Uso delle informazioni:
a: Ricopia dall'articolo su Masterchef il tratto che va da "Alla sfida in" fino a "salsa di mango.".
b: Nell'articolo su Masterchef, quale piatto ha preparato Samuele Cesarini per conquistare i giudici nella mistery box?
c: Riassumi in due frasi l'articolo su Masterchef.

Brano per esercitazione:
----------------

I giudici di Masterchef sempre più esigenti (Ansa)
I giudici di Masterchef sempre più esigenti (Ansa)

Pesaro, 8 febbraio 2019 - La seconda serata ufficiale della gara di Masterchef scalda la competizione tra i concorrenti già dalla prima sfida. Una mistery box con i fiocchi: coniglio, scampi, pomodorini, mandorle, ricotta e cavolo riccio (tutti ingredienti causa sonnolenza, o ‘abbiocco’ come dice lo chef Bruno Barbieri) da accompagnare, tutti o alcuni, obbligatoriamente a una tazza di caffè. La pesarese Virginia Fabbri è apparsa preoccupata e sottolinea ‘non ho mai usato il caffè chissà’ e, infatti, non è lei a finire tra i migliori sei, bensì il giovane Samuele Cesarini. Il macellaio di San Marino, dal fisico statuario e ricci castano chiaro, che si era salvato con uovo di quaglia la scorsa volta, ha preparato un coniglio ripieno che ha stregato i giudici e gli ha garantito la vittoria della sfida insieme ad altri tre concorrenti.

I quattro, tra cui il ‘macellaio romagnolo’, non hanno dovuto affrontare l’invention test, la seconda fase della prima puntata. In questa parte i concorrenti, non salvi, se la sono dovuti vedere con i quinti quarti di pesce, gli scarti per dirla banalmente. Alcuni, però, ancor più sfortunati, additati dai quattro concorrenti salvi, hanno dovuto eviscerare il pesce per accaparrarsi le interiora: il bel Samuele dall’alto della balconata ha puntato il dito contro Tiziana ‘Positano’ (come l’hanno rinominata i concorrenti), sfidandola e lasciandole una sfida ben poco piacevole che l’ha trascinata tra i peggiori.

Alla sfida in esterna, dove i concorrenti, divisi in due brigate, hanno dovuto cucinare per la ‘quincenera’ di Giorgia, la quindicenne di origini sudamericane, sono arrivati salvi sia Samuele che Virginia. Entrambi hanno fatto l’esterna nella squadra rossa di Giovanni e hanno dovuto preparare un menu di carne, per ottanta ospiti, dal sapore italiano e sudamericano: spiedini di pollo con platano fritto e maionese al coriandolo, controfiletto di manzo su crema di fagioli e peperone aji amarillo, e, dulcis in fundo, empanada dolce ripiena di mele e spezie su salsa di mango.

----------------

Insieme di righe:
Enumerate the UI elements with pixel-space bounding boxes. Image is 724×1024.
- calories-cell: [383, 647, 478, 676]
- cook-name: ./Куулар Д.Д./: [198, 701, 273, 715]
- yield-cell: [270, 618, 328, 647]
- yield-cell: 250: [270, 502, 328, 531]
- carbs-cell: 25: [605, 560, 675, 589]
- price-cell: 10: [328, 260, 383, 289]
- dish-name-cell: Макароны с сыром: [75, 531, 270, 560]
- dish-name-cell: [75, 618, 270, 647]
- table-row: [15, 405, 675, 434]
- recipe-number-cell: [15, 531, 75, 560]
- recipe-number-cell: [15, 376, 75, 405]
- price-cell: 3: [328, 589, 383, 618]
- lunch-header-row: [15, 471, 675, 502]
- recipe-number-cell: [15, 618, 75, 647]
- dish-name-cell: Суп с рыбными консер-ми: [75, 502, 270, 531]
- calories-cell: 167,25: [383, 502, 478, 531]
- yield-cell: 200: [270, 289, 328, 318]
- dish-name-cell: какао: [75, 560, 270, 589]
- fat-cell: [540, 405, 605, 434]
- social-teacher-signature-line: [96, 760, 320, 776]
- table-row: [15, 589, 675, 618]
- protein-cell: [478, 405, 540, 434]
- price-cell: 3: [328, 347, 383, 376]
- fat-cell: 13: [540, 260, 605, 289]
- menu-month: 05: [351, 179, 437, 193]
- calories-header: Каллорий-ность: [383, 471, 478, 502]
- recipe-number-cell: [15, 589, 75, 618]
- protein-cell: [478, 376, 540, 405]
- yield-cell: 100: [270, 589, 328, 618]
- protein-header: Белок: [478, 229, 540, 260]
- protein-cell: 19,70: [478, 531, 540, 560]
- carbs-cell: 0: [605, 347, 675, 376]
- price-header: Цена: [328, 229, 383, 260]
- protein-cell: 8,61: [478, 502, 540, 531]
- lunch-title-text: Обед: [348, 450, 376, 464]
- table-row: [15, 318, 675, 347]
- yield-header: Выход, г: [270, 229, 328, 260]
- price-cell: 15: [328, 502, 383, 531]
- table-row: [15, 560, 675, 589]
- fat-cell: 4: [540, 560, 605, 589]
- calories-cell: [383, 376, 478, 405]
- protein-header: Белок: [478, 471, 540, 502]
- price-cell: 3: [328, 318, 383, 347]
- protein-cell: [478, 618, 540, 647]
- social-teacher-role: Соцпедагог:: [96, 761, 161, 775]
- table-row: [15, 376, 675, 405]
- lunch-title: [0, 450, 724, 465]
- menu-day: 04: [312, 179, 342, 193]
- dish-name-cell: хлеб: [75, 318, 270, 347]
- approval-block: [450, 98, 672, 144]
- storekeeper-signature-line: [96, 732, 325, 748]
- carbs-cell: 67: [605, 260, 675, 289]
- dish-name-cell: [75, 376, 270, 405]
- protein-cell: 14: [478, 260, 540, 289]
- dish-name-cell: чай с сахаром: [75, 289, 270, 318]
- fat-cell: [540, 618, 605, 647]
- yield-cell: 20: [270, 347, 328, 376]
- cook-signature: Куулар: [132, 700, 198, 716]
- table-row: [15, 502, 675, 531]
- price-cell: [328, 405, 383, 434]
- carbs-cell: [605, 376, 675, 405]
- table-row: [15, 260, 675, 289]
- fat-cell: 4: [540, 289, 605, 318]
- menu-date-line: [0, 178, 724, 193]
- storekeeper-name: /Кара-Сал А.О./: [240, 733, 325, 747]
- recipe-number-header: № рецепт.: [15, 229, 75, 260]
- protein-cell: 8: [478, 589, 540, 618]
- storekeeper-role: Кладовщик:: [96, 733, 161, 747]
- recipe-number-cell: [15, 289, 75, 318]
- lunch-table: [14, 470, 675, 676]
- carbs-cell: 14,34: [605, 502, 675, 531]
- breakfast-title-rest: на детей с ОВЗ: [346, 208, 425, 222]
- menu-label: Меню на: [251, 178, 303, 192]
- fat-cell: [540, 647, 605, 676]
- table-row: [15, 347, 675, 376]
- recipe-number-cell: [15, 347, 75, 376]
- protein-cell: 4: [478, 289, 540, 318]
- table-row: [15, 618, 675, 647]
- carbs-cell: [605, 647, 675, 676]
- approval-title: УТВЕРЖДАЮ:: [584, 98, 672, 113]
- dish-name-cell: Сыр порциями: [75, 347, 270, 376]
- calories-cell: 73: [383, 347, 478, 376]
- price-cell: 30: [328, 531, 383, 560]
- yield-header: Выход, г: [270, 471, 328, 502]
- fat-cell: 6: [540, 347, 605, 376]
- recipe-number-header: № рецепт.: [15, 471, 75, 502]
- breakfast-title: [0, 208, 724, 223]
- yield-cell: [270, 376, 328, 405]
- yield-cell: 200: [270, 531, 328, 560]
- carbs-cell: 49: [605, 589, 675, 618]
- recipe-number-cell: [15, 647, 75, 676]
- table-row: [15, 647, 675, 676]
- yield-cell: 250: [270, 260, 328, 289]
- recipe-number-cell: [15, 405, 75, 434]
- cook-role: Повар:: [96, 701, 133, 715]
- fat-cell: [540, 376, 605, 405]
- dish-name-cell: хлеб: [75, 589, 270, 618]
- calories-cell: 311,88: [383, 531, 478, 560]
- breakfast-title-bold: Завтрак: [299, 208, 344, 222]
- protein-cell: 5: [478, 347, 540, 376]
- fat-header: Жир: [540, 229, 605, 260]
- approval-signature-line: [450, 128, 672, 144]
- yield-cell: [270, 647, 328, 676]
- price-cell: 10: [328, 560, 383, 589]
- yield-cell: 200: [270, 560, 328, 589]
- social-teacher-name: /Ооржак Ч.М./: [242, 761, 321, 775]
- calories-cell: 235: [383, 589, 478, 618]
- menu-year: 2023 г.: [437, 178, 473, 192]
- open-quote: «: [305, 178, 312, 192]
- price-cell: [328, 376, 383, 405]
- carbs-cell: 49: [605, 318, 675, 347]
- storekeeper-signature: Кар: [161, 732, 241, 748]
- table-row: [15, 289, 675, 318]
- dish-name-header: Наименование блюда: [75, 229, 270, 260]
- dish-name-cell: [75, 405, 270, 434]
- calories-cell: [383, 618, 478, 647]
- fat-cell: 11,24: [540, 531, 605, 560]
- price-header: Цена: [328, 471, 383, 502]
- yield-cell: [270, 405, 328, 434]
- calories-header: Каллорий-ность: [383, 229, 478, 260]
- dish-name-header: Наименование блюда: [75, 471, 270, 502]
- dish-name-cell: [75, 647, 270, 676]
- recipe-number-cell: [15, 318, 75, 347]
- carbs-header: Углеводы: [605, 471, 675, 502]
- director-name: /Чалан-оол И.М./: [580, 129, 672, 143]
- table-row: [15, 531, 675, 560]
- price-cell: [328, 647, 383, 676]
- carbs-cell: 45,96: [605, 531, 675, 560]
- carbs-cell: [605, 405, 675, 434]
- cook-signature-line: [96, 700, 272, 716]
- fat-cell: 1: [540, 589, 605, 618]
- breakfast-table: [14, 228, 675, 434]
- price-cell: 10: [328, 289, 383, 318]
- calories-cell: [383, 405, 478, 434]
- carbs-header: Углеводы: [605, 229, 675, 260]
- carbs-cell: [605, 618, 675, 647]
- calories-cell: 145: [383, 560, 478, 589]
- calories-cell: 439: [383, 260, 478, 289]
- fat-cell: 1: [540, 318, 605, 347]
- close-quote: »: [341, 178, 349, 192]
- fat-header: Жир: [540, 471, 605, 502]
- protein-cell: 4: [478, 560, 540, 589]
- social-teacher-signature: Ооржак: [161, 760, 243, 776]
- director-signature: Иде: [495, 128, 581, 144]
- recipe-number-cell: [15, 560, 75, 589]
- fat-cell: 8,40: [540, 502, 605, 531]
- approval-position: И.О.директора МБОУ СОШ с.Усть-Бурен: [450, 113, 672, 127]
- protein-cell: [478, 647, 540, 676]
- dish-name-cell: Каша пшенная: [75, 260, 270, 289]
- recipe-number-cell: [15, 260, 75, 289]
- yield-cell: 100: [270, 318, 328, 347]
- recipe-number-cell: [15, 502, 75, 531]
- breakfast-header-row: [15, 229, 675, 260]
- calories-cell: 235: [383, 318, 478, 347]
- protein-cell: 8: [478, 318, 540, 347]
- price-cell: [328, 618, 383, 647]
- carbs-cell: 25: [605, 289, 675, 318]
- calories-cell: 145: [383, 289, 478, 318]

----------------

Esercizi svolti:
a:
Alla sfida in esterna, dove i concorrenti, divisi in due brigate, hanno dovuto cucinare per la ‘quincenera’ di Giorgia, la quindicenne di origini sudamericane, sono arrivati salvi sia Samuele che Virginia. Entrambi hanno fatto l’esterna nella squadra rossa di Giovanni e hanno dovuto preparare un menu di carne, per ottanta ospiti, dal sapore italiano e sudamericano: spiedini di pollo con platano fritto e maionese al coriandolo, controfiletto di manzo su crema di fagioli e peperone aji amarillo, e, dulcis in fundo, empanada dolce ripiena di mele e spezie su salsa di mango.

b: Un coniglio ripieno.

c: Nella seconda serata di Masterchef il macellaio di San Marino Samuele Cesarini ha vinto la mistery box con un coniglio ripieno ed è stato esentato dall'invention test sui quinti quarti di pesce, dove ha scelto Tiziana per eviscerare il pesce. Arrivati salvi alla sfida in esterna, lui e la pesarese Virginia Fabbri hanno cucinato nella squadra rossa un menu di carne italiano e sudamericano per gli ottanta ospiti della festa di Giorgia.